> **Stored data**
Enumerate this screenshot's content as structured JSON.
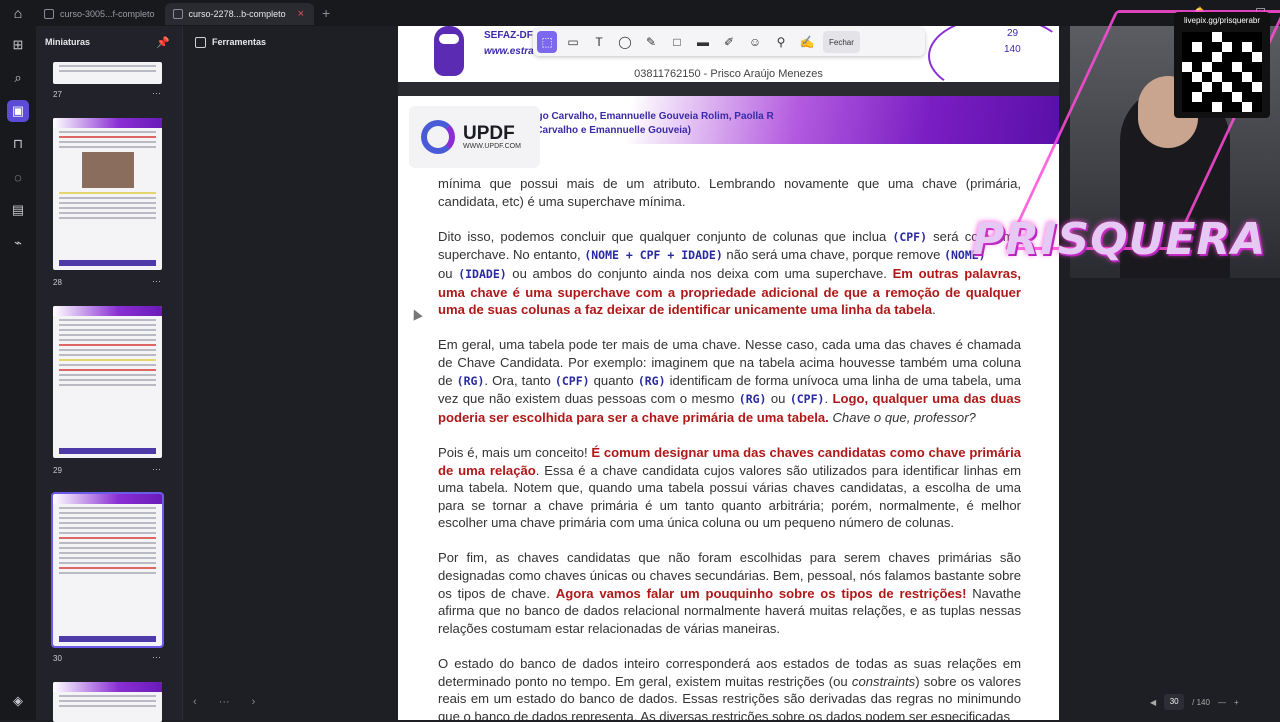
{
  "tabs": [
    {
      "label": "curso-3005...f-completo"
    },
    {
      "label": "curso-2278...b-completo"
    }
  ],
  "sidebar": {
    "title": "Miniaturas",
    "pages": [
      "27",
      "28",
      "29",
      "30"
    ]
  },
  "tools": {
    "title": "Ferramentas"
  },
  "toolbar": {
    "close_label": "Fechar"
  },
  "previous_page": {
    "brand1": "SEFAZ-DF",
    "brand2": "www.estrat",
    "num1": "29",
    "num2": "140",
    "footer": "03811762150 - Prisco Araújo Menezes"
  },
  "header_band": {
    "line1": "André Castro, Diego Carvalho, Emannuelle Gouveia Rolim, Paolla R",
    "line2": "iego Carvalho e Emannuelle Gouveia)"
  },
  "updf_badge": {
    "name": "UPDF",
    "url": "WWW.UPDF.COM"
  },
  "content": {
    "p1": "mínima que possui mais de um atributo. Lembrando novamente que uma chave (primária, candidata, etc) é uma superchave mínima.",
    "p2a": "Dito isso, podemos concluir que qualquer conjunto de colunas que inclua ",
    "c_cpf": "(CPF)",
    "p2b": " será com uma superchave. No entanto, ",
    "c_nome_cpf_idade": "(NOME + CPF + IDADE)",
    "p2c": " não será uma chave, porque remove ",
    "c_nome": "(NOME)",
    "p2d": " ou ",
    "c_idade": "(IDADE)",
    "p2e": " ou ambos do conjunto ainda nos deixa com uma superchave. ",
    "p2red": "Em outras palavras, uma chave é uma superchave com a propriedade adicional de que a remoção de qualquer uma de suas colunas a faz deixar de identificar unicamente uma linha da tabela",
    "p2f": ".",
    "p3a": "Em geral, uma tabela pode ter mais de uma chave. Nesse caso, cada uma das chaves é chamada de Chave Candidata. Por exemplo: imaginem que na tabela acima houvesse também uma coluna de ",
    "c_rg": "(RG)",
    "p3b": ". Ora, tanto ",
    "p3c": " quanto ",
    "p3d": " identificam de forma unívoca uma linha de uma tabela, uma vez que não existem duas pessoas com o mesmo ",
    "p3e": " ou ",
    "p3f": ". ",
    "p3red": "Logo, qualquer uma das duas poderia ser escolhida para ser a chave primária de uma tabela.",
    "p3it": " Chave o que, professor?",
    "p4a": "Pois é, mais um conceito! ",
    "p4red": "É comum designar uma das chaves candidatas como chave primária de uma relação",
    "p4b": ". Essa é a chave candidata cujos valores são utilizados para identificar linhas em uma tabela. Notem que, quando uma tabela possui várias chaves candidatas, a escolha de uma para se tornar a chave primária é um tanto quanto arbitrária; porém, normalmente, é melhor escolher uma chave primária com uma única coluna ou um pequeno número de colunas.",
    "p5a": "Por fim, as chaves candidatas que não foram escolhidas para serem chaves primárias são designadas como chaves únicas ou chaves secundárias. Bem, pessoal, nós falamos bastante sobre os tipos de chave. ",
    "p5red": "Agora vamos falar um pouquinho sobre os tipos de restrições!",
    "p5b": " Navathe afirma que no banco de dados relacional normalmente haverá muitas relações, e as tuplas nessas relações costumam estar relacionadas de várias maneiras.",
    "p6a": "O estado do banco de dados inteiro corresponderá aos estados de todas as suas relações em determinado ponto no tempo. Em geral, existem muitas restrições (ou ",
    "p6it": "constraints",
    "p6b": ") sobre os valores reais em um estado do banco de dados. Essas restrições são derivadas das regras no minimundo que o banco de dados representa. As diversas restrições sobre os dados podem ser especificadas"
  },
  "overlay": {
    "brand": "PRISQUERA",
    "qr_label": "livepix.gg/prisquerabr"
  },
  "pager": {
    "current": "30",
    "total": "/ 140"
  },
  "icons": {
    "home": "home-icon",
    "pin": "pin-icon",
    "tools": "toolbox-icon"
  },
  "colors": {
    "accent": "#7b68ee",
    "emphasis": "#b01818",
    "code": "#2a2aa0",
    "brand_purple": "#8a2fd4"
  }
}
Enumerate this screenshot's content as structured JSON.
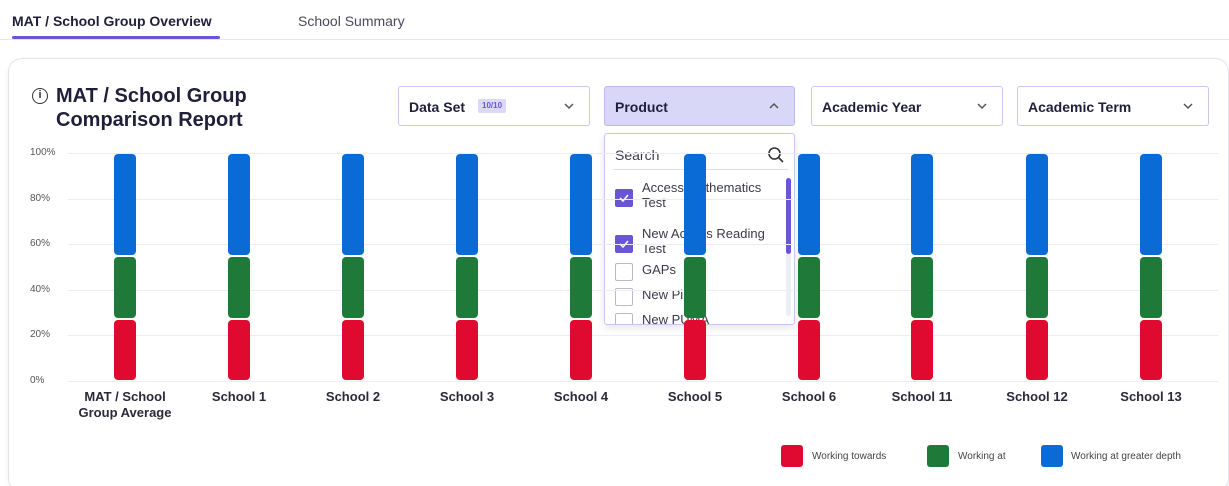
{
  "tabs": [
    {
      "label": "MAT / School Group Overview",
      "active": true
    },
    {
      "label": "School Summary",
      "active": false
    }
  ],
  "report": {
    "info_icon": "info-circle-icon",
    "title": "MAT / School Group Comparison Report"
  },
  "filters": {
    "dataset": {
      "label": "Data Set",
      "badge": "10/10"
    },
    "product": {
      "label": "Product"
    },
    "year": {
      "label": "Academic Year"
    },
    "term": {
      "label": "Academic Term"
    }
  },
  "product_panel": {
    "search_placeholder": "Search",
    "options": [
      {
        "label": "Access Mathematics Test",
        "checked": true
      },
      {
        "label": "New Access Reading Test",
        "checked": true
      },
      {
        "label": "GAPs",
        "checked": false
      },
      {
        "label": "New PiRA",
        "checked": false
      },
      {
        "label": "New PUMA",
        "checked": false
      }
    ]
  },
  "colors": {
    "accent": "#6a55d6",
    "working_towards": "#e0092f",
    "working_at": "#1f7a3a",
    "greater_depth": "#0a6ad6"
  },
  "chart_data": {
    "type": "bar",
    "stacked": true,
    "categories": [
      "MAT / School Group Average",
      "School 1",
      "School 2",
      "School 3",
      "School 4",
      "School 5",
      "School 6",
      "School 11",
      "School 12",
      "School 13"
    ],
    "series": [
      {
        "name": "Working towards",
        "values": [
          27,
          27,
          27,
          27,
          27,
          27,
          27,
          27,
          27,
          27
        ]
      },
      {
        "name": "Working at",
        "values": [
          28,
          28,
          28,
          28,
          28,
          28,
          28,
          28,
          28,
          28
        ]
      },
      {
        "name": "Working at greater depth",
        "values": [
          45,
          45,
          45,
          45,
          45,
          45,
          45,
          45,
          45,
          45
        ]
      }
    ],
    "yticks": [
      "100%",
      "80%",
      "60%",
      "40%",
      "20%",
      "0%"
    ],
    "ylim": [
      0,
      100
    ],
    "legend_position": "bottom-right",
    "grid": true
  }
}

> **Written request**
Transcribe all of the entries word for word, but skip any pictures they contain.

> **Result of the task**
Enumerate this screenshot's content as structured JSON.
{
  "tabs": [
    {
      "label": "curso-3005...f-completo"
    },
    {
      "label": "curso-2278...b-completo"
    }
  ],
  "sidebar": {
    "title": "Miniaturas",
    "pages": [
      "27",
      "28",
      "29",
      "30"
    ]
  },
  "tools": {
    "title": "Ferramentas"
  },
  "toolbar": {
    "close_label": "Fechar"
  },
  "previous_page": {
    "brand1": "SEFAZ-DF",
    "brand2": "www.estrat",
    "num1": "29",
    "num2": "140",
    "footer": "03811762150 - Prisco Araújo Menezes"
  },
  "header_band": {
    "line1": "André Castro, Diego Carvalho, Emannuelle Gouveia Rolim, Paolla R",
    "line2": "iego Carvalho e Emannuelle Gouveia)"
  },
  "updf_badge": {
    "name": "UPDF",
    "url": "WWW.UPDF.COM"
  },
  "content": {
    "p1": "mínima que possui mais de um atributo. Lembrando novamente que uma chave (primária, candidata, etc) é uma superchave mínima.",
    "p2a": "Dito isso, podemos concluir que qualquer conjunto de colunas que inclua ",
    "c_cpf": "(CPF)",
    "p2b": " será com uma superchave. No entanto, ",
    "c_nome_cpf_idade": "(NOME + CPF + IDADE)",
    "p2c": " não será uma chave, porque remove ",
    "c_nome": "(NOME)",
    "p2d": " ou ",
    "c_idade": "(IDADE)",
    "p2e": " ou ambos do conjunto ainda nos deixa com uma superchave. ",
    "p2red": "Em outras palavras, uma chave é uma superchave com a propriedade adicional de que a remoção de qualquer uma de suas colunas a faz deixar de identificar unicamente uma linha da tabela",
    "p2f": ".",
    "p3a": "Em geral, uma tabela pode ter mais de uma chave. Nesse caso, cada uma das chaves é chamada de Chave Candidata. Por exemplo: imaginem que na tabela acima houvesse também uma coluna de ",
    "c_rg": "(RG)",
    "p3b": ". Ora, tanto ",
    "p3c": " quanto ",
    "p3d": " identificam de forma unívoca uma linha de uma tabela, uma vez que não existem duas pessoas com o mesmo ",
    "p3e": " ou ",
    "p3f": ". ",
    "p3red": "Logo, qualquer uma das duas poderia ser escolhida para ser a chave primária de uma tabela.",
    "p3it": " Chave o que, professor?",
    "p4a": "Pois é, mais um conceito! ",
    "p4red": "É comum designar uma das chaves candidatas como chave primária de uma relação",
    "p4b": ". Essa é a chave candidata cujos valores são utilizados para identificar linhas em uma tabela. Notem que, quando uma tabela possui várias chaves candidatas, a escolha de uma para se tornar a chave primária é um tanto quanto arbitrária; porém, normalmente, é melhor escolher uma chave primária com uma única coluna ou um pequeno número de colunas.",
    "p5a": "Por fim, as chaves candidatas que não foram escolhidas para serem chaves primárias são designadas como chaves únicas ou chaves secundárias. Bem, pessoal, nós falamos bastante sobre os tipos de chave. ",
    "p5red": "Agora vamos falar um pouquinho sobre os tipos de restrições!",
    "p5b": " Navathe afirma que no banco de dados relacional normalmente haverá muitas relações, e as tuplas nessas relações costumam estar relacionadas de várias maneiras.",
    "p6a": "O estado do banco de dados inteiro corresponderá aos estados de todas as suas relações em determinado ponto no tempo. Em geral, existem muitas restrições (ou ",
    "p6it": "constraints",
    "p6b": ") sobre os valores reais em um estado do banco de dados. Essas restrições são derivadas das regras no minimundo que o banco de dados representa. As diversas restrições sobre os dados podem ser especificadas"
  },
  "overlay": {
    "brand": "PRISQUERA",
    "qr_label": "livepix.gg/prisquerabr"
  },
  "pager": {
    "current": "30",
    "total": "/ 140"
  },
  "icons": {
    "home": "home-icon",
    "pin": "pin-icon",
    "tools": "toolbox-icon"
  },
  "colors": {
    "accent": "#7b68ee",
    "emphasis": "#b01818",
    "code": "#2a2aa0",
    "brand_purple": "#8a2fd4"
  }
}
Enumerate this screenshot's content as structured JSON.
{
  "tabs": [
    {
      "label": "MAT / School Group Overview",
      "active": true
    },
    {
      "label": "School Summary",
      "active": false
    }
  ],
  "report": {
    "info_icon": "info-circle-icon",
    "title": "MAT / School Group Comparison Report"
  },
  "filters": {
    "dataset": {
      "label": "Data Set",
      "badge": "10/10"
    },
    "product": {
      "label": "Product"
    },
    "year": {
      "label": "Academic Year"
    },
    "term": {
      "label": "Academic Term"
    }
  },
  "product_panel": {
    "search_placeholder": "Search",
    "options": [
      {
        "label": "Access Mathematics Test",
        "checked": true
      },
      {
        "label": "New Access Reading Test",
        "checked": true
      },
      {
        "label": "GAPs",
        "checked": false
      },
      {
        "label": "New PiRA",
        "checked": false
      },
      {
        "label": "New PUMA",
        "checked": false
      }
    ]
  },
  "colors": {
    "accent": "#6a55d6",
    "working_towards": "#e0092f",
    "working_at": "#1f7a3a",
    "greater_depth": "#0a6ad6"
  },
  "chart_data": {
    "type": "bar",
    "stacked": true,
    "categories": [
      "MAT / School Group Average",
      "School 1",
      "School 2",
      "School 3",
      "School 4",
      "School 5",
      "School 6",
      "School 11",
      "School 12",
      "School 13"
    ],
    "series": [
      {
        "name": "Working towards",
        "values": [
          27,
          27,
          27,
          27,
          27,
          27,
          27,
          27,
          27,
          27
        ]
      },
      {
        "name": "Working at",
        "values": [
          28,
          28,
          28,
          28,
          28,
          28,
          28,
          28,
          28,
          28
        ]
      },
      {
        "name": "Working at greater depth",
        "values": [
          45,
          45,
          45,
          45,
          45,
          45,
          45,
          45,
          45,
          45
        ]
      }
    ],
    "yticks": [
      "100%",
      "80%",
      "60%",
      "40%",
      "20%",
      "0%"
    ],
    "ylim": [
      0,
      100
    ],
    "legend_position": "bottom-right",
    "grid": true
  }
}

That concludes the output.